═════ ENTRIES SHOWN ═════
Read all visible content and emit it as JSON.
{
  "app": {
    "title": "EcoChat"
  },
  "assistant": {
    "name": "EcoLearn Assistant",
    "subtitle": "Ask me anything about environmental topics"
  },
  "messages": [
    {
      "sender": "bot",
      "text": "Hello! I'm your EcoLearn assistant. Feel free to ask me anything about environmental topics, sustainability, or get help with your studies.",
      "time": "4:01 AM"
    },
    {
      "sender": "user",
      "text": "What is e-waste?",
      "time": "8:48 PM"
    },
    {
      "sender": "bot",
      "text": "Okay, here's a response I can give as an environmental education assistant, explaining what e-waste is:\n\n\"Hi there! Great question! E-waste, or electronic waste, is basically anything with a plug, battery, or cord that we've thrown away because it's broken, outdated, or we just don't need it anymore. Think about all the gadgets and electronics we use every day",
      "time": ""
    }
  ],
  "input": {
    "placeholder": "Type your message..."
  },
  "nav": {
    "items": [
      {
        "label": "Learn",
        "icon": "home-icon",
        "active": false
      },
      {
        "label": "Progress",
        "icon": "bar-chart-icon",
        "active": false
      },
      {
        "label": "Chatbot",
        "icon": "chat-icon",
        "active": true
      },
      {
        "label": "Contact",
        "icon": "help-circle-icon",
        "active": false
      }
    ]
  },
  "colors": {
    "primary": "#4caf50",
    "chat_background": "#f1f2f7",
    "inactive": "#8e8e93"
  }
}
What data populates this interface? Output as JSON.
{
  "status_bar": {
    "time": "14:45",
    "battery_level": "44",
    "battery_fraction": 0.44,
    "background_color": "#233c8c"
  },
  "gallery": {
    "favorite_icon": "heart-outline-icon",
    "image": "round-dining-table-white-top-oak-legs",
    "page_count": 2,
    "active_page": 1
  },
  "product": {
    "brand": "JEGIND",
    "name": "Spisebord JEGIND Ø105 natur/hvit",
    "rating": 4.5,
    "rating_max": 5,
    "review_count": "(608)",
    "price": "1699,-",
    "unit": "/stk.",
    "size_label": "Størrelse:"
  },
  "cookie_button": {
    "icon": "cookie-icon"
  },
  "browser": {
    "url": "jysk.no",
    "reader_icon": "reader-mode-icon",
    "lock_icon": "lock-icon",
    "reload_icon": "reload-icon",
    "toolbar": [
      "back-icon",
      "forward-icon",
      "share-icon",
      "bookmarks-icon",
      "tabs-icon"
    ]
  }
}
═════
#### [WHAT THIS TASK INVOLVES]
Write out all of the records once more, exactly.

#### [RESPONSE TO THIS EXERCISE]
Read all visible content and emit it as JSON.
{
  "app": {
    "title": "EcoChat"
  },
  "assistant": {
    "name": "EcoLearn Assistant",
    "subtitle": "Ask me anything about environmental topics"
  },
  "messages": [
    {
      "sender": "bot",
      "text": "Hello! I'm your EcoLearn assistant. Feel free to ask me anything about environmental topics, sustainability, or get help with your studies.",
      "time": "4:01 AM"
    },
    {
      "sender": "user",
      "text": "What is e-waste?",
      "time": "8:48 PM"
    },
    {
      "sender": "bot",
      "text": "Okay, here's a response I can give as an environmental education assistant, explaining what e-waste is:\n\n\"Hi there! Great question! E-waste, or electronic waste, is basically anything with a plug, battery, or cord that we've thrown away because it's broken, outdated, or we just don't need it anymore. Think about all the gadgets and electronics we use every day",
      "time": ""
    }
  ],
  "input": {
    "placeholder": "Type your message..."
  },
  "nav": {
    "items": [
      {
        "label": "Learn",
        "icon": "home-icon",
        "active": false
      },
      {
        "label": "Progress",
        "icon": "bar-chart-icon",
        "active": false
      },
      {
        "label": "Chatbot",
        "icon": "chat-icon",
        "active": true
      },
      {
        "label": "Contact",
        "icon": "help-circle-icon",
        "active": false
      }
    ]
  },
  "colors": {
    "primary": "#4caf50",
    "chat_background": "#f1f2f7",
    "inactive": "#8e8e93"
  }
}
What data populates this interface? Output as JSON.
{
  "status_bar": {
    "time": "14:45",
    "battery_level": "44",
    "battery_fraction": 0.44,
    "background_color": "#233c8c"
  },
  "gallery": {
    "favorite_icon": "heart-outline-icon",
    "image": "round-dining-table-white-top-oak-legs",
    "page_count": 2,
    "active_page": 1
  },
  "product": {
    "brand": "JEGIND",
    "name": "Spisebord JEGIND Ø105 natur/hvit",
    "rating": 4.5,
    "rating_max": 5,
    "review_count": "(608)",
    "price": "1699,-",
    "unit": "/stk.",
    "size_label": "Størrelse:"
  },
  "cookie_button": {
    "icon": "cookie-icon"
  },
  "browser": {
    "url": "jysk.no",
    "reader_icon": "reader-mode-icon",
    "lock_icon": "lock-icon",
    "reload_icon": "reload-icon",
    "toolbar": [
      "back-icon",
      "forward-icon",
      "share-icon",
      "bookmarks-icon",
      "tabs-icon"
    ]
  }
}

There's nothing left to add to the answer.